TASKS FOR THIS EXERCISE =
a. List every rupee amount named in the piece on health and schooling around Jhargram, and say what each amount is for.
b. From the piece on health and schooling around Jhargram, quote the passage from "The story of" to "four were attempted." word for word.

EXTRACTED TEXT =
★ ★ ★ ★ ★ ★ ★
Health and illness? I visited a rural hospital at Mohanpur,some 25 kms from Jhargram. Set in very attractive surroundings around sal trees and gravel paths, it is full of surprises.One such is that the hospital of 10 beds had no patients, though some 3000 people a year came to the out patient department. Of the three doctors (one on deputation) the two regulars came for a short while in the mornings and then hared off to their private clinics in the town. The operating theatre had two medical trolleys and an ordinary bright light which could be pulled closer by hand. There was no anaesthetist, no ambulance or car, not even a sucking machine to clear the breathing passage for a newborn babe. Instruments were few. The doctor present said that he could attempt a simple case like a hydrocelea but not much more, certainly not an appendectomy. Doctors in such rural hospitals jostled for transfer to popular towns for obvious reasons and such transfers had usually to be bought. I noticed several UNICEF gifted refrigerators and deep freezers for immunization vaccines lying out of order or use because the electricity was unpredictable; sometimes it shut down for 10 hours at a time. Just outside the operating theatre, a few steps down to the grounds there was an accumulation of garbage. Rubber gloves for operations were drying on benches.One store room seemed full of abandoned cartons. Such is a rural hospital.
The doctors and nurses have their own problems. There are no good schools nearby to educate the children and no infrastructure for social life. Doctors today are being appointed on one-year contracts at Rs 6000 a month. Nurses start on Rs 1100 and in time reach Rs 6000. What sort of service are such hospitals able to give the public? No wonder there were no patients in the beds. We met a young man with acute backache under a tree, with his wife sitting helplessly beside him in the expectation that a doctor would come.
The story of the 200-bed sub-divisional hospital at Jhargram is worth recounting. We walked a corridor there and a friend accompanying me, a distinguished FRCS surgeon, said that he had not seen in England a three-unit operating theatre as well conceived as the one in the hospital. But in England, he said, 17 or 18 operations, of them eight or nine serious ones, were done daily. In Jhargram only three or four were attempted.
Outside on open land next to the corridor I saw heaps of cotton wool on the ground. It seemed as if they had blown there from a cotton tree. But no, this was soiled cotton wool discarded from the hospital and two young boys were collecting them in sacks, presumably to sell. In a district starved of water two overhead tanks were overflowing without any check. Because of a WHO grant which had not being utilised in time, a hurried extension to the building was under construction. On account of this 18 stately sal trees, the pride of the region, had been cut without properly examinating if a way could not be found to save them, but that is another story.
Yet another story is of the Panirsola primary schools where a 50 per cent dropout rate is not uncommon and where 90 per cent of the parents are illiterate. In towns private schools are coming up charging Rs 175-200 a month for fees. The Holy Trinity School run by Catholic nuns near Jhargram (with some lay teachers) charges its 250 students Rs 10 a month and only about 100 families pay. It is probably not true to say that all government institutions are rundown and the private ones all good. There are questionable NGOs in plenty but when someone like Sarada Kalyan Bhandar and the Ramakrishna Mission take things at their hands, there is more than a ray of hope.
★ ★ ★ ★ ★ ★ ★
RECORDED DATA =
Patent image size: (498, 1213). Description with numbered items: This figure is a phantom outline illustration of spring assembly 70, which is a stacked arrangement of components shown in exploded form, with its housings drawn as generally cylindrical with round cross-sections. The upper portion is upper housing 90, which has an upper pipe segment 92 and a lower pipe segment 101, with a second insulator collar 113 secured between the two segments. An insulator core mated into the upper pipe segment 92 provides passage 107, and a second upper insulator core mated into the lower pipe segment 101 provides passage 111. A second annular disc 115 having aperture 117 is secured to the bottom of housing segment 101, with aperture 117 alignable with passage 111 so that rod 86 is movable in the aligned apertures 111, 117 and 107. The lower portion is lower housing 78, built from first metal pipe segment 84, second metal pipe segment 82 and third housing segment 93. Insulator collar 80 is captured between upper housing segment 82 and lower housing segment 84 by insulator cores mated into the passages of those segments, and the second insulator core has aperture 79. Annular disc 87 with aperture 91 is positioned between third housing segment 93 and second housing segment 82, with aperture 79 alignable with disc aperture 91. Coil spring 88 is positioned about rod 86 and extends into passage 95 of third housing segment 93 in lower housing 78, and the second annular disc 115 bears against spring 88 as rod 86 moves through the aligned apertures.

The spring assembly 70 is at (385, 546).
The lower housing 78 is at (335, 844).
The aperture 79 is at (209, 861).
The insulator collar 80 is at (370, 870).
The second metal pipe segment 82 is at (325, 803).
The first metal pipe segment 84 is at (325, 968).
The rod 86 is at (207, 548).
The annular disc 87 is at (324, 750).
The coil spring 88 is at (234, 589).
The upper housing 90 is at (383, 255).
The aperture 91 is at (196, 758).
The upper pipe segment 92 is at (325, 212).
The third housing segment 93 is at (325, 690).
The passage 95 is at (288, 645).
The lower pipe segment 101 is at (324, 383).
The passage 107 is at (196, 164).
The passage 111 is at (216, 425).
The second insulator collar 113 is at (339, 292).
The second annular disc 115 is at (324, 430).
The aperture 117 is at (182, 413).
★ ★ ★ ★ ★ ★ ★
OUTPUTS FOR THE TASKS =
a.
- Rs 6000 a month: pay for doctors appointed on one-year contracts
- Rs 1100: the starting pay for nurses
- Rs 6000: the pay nurses reach in time
- Rs 175-200 a month: fees at the private schools coming up in towns
- Rs 10 a month: the fee the Holy Trinity School charges its 250 students

b.
The story of the 200-bed sub-divisional hospital at Jhargram is worth recounting. We walked a corridor there and a friend accompanying me, a distinguished FRCS surgeon, said that he had not seen in England a three-unit operating theatre as well conceived as the one in the hospital. But in England, he said, 17 or 18 operations, of them eight or nine serious ones, were done daily. In Jhargram only three or four were attempted.